--- What to work on ---
Copy out every line of the records below word for word, leaving out the picture.
-----
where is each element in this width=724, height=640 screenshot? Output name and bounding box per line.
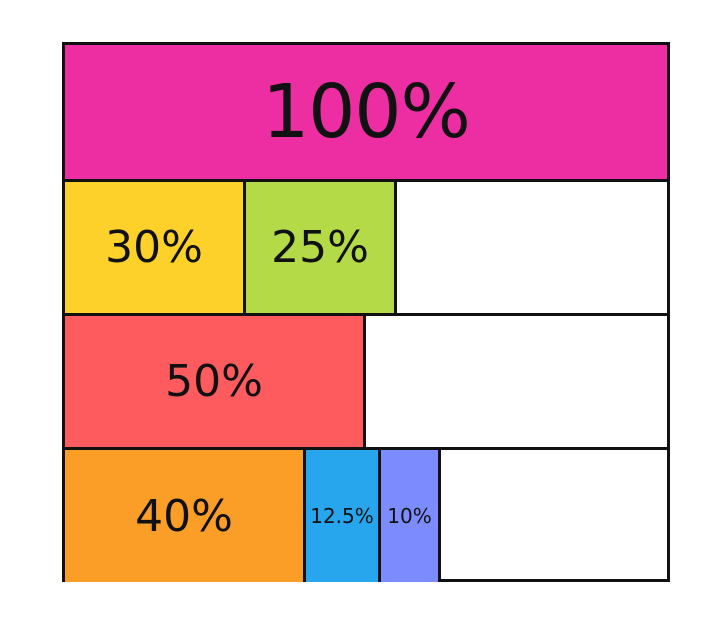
segment-12-5-percent: 12.5% <box>306 450 381 582</box>
bar-row-whole: 100% <box>65 45 667 179</box>
segment-30-percent: 30% <box>65 182 246 313</box>
fraction-bars-diagram: 100% 30% 25% 50% 40% 12.5% 10% <box>62 42 670 582</box>
bar-row-50: 50% <box>65 313 667 447</box>
segment-100-percent: 100% <box>65 45 667 179</box>
segment-25-percent: 25% <box>246 182 397 313</box>
segment-10-percent: 10% <box>381 450 441 582</box>
segment-40-percent: 40% <box>65 450 306 582</box>
bar-row-30-25: 30% 25% <box>65 179 667 313</box>
bar-row-40-12-10: 40% 12.5% 10% <box>65 447 667 582</box>
segment-50-percent: 50% <box>65 316 366 447</box>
-----
--- Response below ---
where is each element in this width=724, height=640 screenshot? Output name and bounding box per line.
segment-12-5-percent: 12.5% <box>306 450 381 582</box>
bar-row-whole: 100% <box>65 45 667 179</box>
segment-30-percent: 30% <box>65 182 246 313</box>
fraction-bars-diagram: 100% 30% 25% 50% 40% 12.5% 10% <box>62 42 670 582</box>
bar-row-50: 50% <box>65 313 667 447</box>
segment-100-percent: 100% <box>65 45 667 179</box>
segment-25-percent: 25% <box>246 182 397 313</box>
segment-10-percent: 10% <box>381 450 441 582</box>
segment-40-percent: 40% <box>65 450 306 582</box>
bar-row-30-25: 30% 25% <box>65 179 667 313</box>
bar-row-40-12-10: 40% 12.5% 10% <box>65 447 667 582</box>
segment-50-percent: 50% <box>65 316 366 447</box>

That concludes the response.